■ GOAL OF THE EXERCISE: Retype each line of the material exactly, please, skipping any picture in it.

■ DATA TO PROCESS:
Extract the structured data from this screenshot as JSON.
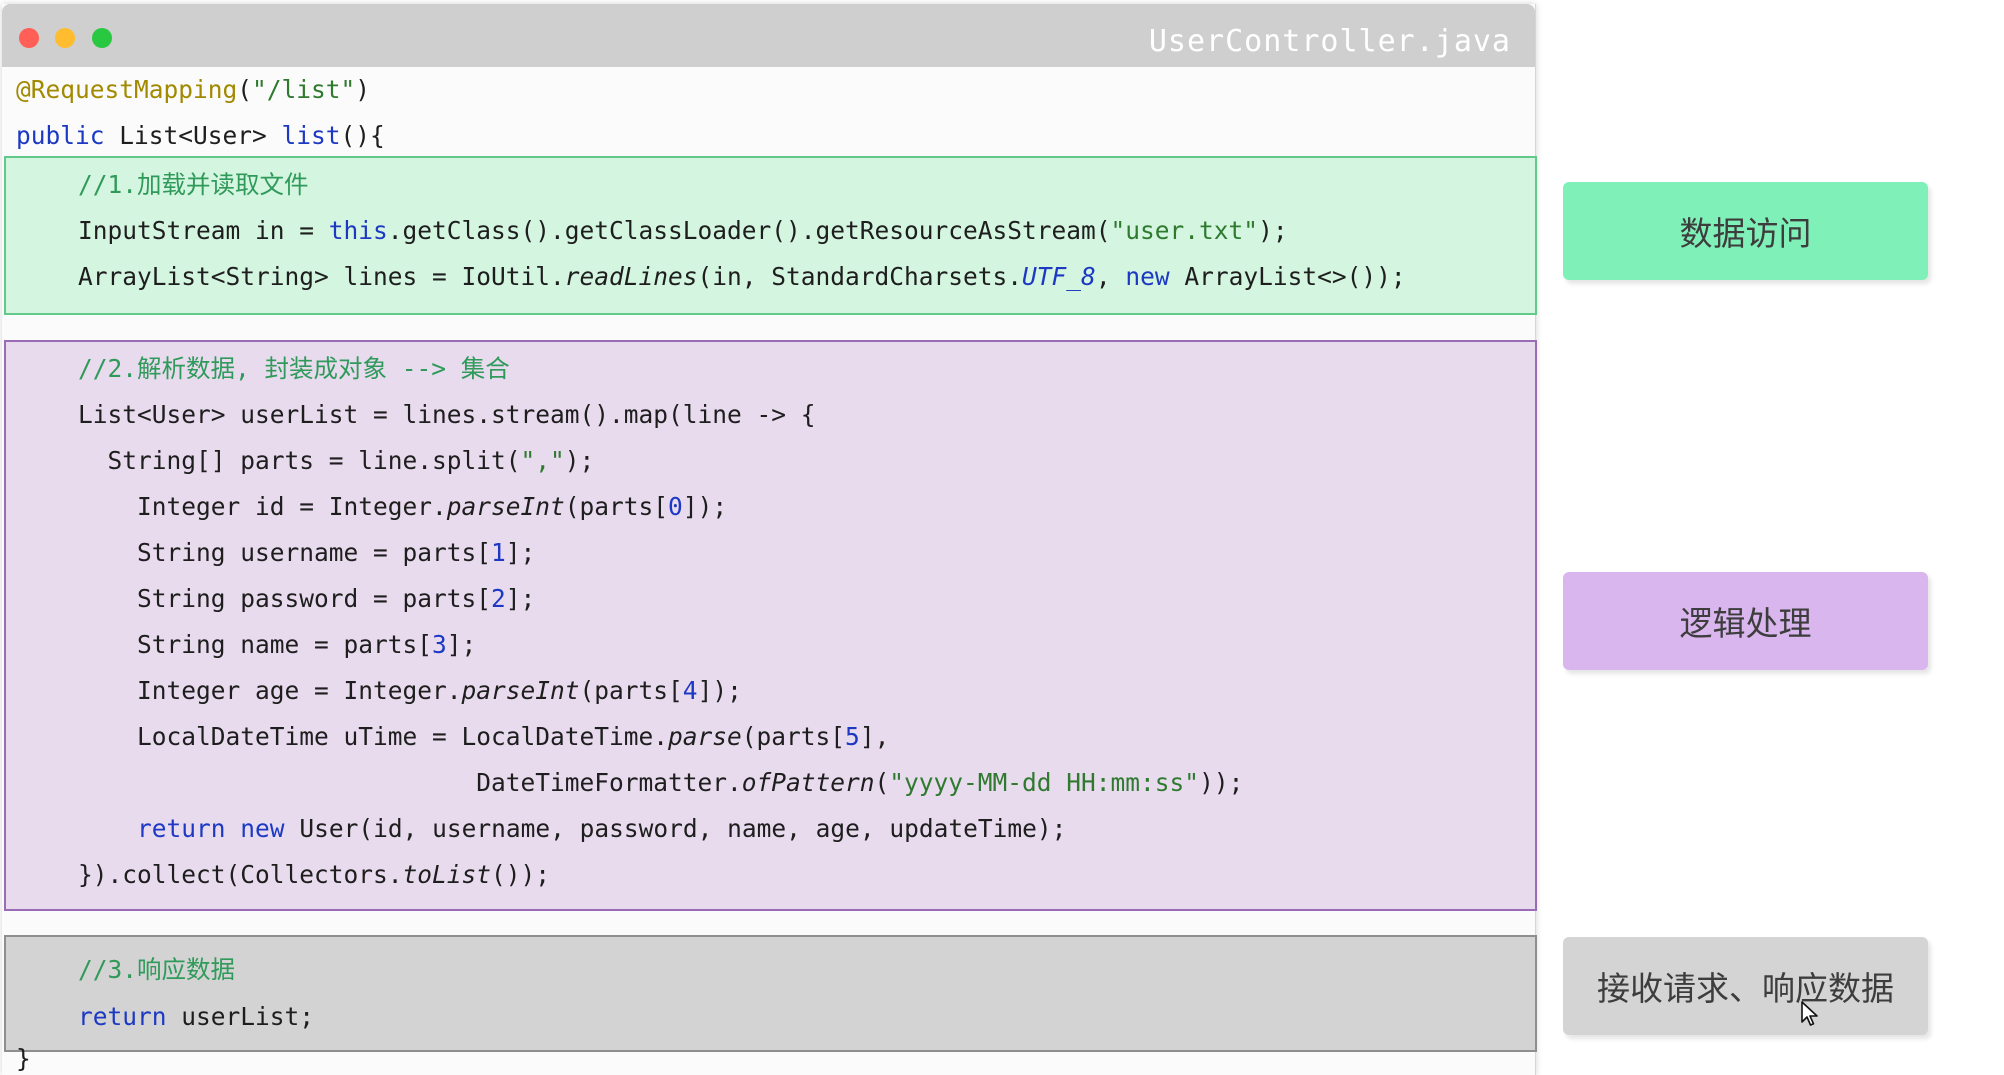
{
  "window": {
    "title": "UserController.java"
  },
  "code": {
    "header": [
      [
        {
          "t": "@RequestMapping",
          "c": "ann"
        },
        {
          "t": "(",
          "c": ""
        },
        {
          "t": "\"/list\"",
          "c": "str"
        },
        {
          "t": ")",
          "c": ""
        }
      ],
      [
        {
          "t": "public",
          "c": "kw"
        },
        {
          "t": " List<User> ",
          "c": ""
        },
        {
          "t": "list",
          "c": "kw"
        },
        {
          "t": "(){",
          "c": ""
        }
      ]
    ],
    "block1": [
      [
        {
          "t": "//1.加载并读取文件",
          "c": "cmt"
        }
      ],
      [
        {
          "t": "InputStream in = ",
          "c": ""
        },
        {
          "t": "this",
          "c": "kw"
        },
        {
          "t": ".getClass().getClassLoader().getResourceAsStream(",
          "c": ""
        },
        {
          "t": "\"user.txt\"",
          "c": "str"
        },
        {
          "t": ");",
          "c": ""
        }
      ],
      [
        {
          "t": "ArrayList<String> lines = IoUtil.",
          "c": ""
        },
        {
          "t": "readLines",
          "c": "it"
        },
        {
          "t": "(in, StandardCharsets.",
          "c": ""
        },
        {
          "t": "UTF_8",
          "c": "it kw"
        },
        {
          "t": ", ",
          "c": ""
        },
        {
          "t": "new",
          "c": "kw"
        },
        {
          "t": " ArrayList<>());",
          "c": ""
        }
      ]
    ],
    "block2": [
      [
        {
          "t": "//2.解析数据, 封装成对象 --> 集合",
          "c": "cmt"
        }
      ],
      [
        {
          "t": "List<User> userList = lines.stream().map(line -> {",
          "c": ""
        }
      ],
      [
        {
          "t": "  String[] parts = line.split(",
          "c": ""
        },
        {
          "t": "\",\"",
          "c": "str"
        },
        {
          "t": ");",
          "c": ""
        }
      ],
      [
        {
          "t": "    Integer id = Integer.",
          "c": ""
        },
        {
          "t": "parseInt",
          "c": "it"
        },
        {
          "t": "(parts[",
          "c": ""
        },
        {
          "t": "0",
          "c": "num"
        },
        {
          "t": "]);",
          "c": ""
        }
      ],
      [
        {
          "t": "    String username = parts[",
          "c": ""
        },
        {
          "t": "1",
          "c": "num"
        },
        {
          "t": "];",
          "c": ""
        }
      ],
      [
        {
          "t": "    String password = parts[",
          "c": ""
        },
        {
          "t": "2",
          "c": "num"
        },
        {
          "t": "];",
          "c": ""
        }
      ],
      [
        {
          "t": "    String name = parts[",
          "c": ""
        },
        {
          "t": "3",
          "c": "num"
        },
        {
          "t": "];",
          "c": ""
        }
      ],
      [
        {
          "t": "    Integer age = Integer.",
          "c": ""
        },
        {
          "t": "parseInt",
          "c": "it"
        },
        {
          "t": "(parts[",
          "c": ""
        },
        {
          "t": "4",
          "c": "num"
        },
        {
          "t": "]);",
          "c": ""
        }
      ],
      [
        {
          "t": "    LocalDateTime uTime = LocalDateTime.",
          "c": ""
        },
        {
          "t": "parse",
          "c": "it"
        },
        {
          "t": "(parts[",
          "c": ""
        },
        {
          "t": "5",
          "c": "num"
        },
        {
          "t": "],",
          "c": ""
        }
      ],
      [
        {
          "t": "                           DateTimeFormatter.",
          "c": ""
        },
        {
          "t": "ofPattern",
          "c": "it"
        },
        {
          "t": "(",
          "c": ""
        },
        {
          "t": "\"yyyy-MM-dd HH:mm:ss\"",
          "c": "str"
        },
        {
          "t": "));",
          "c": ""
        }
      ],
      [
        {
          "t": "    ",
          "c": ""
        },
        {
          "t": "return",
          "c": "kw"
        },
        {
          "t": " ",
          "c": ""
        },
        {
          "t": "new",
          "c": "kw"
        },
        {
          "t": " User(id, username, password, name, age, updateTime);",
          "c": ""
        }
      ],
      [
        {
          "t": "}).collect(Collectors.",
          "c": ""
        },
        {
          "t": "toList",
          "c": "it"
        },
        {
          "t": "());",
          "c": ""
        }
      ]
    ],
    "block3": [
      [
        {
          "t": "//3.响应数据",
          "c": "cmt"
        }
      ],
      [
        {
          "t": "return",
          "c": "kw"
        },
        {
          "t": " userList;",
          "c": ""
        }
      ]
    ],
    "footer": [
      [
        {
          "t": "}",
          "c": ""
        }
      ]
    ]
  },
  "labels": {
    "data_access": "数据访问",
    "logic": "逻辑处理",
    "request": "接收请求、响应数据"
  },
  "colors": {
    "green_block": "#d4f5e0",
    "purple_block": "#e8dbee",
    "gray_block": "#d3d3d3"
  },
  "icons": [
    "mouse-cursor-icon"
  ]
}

■ RESPONSE:
Extract the structured data from this screenshot as JSON.
{
  "window": {
    "title": "UserController.java"
  },
  "code": {
    "header": [
      [
        {
          "t": "@RequestMapping",
          "c": "ann"
        },
        {
          "t": "(",
          "c": ""
        },
        {
          "t": "\"/list\"",
          "c": "str"
        },
        {
          "t": ")",
          "c": ""
        }
      ],
      [
        {
          "t": "public",
          "c": "kw"
        },
        {
          "t": " List<User> ",
          "c": ""
        },
        {
          "t": "list",
          "c": "kw"
        },
        {
          "t": "(){",
          "c": ""
        }
      ]
    ],
    "block1": [
      [
        {
          "t": "//1.加载并读取文件",
          "c": "cmt"
        }
      ],
      [
        {
          "t": "InputStream in = ",
          "c": ""
        },
        {
          "t": "this",
          "c": "kw"
        },
        {
          "t": ".getClass().getClassLoader().getResourceAsStream(",
          "c": ""
        },
        {
          "t": "\"user.txt\"",
          "c": "str"
        },
        {
          "t": ");",
          "c": ""
        }
      ],
      [
        {
          "t": "ArrayList<String> lines = IoUtil.",
          "c": ""
        },
        {
          "t": "readLines",
          "c": "it"
        },
        {
          "t": "(in, StandardCharsets.",
          "c": ""
        },
        {
          "t": "UTF_8",
          "c": "it kw"
        },
        {
          "t": ", ",
          "c": ""
        },
        {
          "t": "new",
          "c": "kw"
        },
        {
          "t": " ArrayList<>());",
          "c": ""
        }
      ]
    ],
    "block2": [
      [
        {
          "t": "//2.解析数据, 封装成对象 --> 集合",
          "c": "cmt"
        }
      ],
      [
        {
          "t": "List<User> userList = lines.stream().map(line -> {",
          "c": ""
        }
      ],
      [
        {
          "t": "  String[] parts = line.split(",
          "c": ""
        },
        {
          "t": "\",\"",
          "c": "str"
        },
        {
          "t": ");",
          "c": ""
        }
      ],
      [
        {
          "t": "    Integer id = Integer.",
          "c": ""
        },
        {
          "t": "parseInt",
          "c": "it"
        },
        {
          "t": "(parts[",
          "c": ""
        },
        {
          "t": "0",
          "c": "num"
        },
        {
          "t": "]);",
          "c": ""
        }
      ],
      [
        {
          "t": "    String username = parts[",
          "c": ""
        },
        {
          "t": "1",
          "c": "num"
        },
        {
          "t": "];",
          "c": ""
        }
      ],
      [
        {
          "t": "    String password = parts[",
          "c": ""
        },
        {
          "t": "2",
          "c": "num"
        },
        {
          "t": "];",
          "c": ""
        }
      ],
      [
        {
          "t": "    String name = parts[",
          "c": ""
        },
        {
          "t": "3",
          "c": "num"
        },
        {
          "t": "];",
          "c": ""
        }
      ],
      [
        {
          "t": "    Integer age = Integer.",
          "c": ""
        },
        {
          "t": "parseInt",
          "c": "it"
        },
        {
          "t": "(parts[",
          "c": ""
        },
        {
          "t": "4",
          "c": "num"
        },
        {
          "t": "]);",
          "c": ""
        }
      ],
      [
        {
          "t": "    LocalDateTime uTime = LocalDateTime.",
          "c": ""
        },
        {
          "t": "parse",
          "c": "it"
        },
        {
          "t": "(parts[",
          "c": ""
        },
        {
          "t": "5",
          "c": "num"
        },
        {
          "t": "],",
          "c": ""
        }
      ],
      [
        {
          "t": "                           DateTimeFormatter.",
          "c": ""
        },
        {
          "t": "ofPattern",
          "c": "it"
        },
        {
          "t": "(",
          "c": ""
        },
        {
          "t": "\"yyyy-MM-dd HH:mm:ss\"",
          "c": "str"
        },
        {
          "t": "));",
          "c": ""
        }
      ],
      [
        {
          "t": "    ",
          "c": ""
        },
        {
          "t": "return",
          "c": "kw"
        },
        {
          "t": " ",
          "c": ""
        },
        {
          "t": "new",
          "c": "kw"
        },
        {
          "t": " User(id, username, password, name, age, updateTime);",
          "c": ""
        }
      ],
      [
        {
          "t": "}).collect(Collectors.",
          "c": ""
        },
        {
          "t": "toList",
          "c": "it"
        },
        {
          "t": "());",
          "c": ""
        }
      ]
    ],
    "block3": [
      [
        {
          "t": "//3.响应数据",
          "c": "cmt"
        }
      ],
      [
        {
          "t": "return",
          "c": "kw"
        },
        {
          "t": " userList;",
          "c": ""
        }
      ]
    ],
    "footer": [
      [
        {
          "t": "}",
          "c": ""
        }
      ]
    ]
  },
  "labels": {
    "data_access": "数据访问",
    "logic": "逻辑处理",
    "request": "接收请求、响应数据"
  },
  "colors": {
    "green_block": "#d4f5e0",
    "purple_block": "#e8dbee",
    "gray_block": "#d3d3d3"
  },
  "icons": [
    "mouse-cursor-icon"
  ]
}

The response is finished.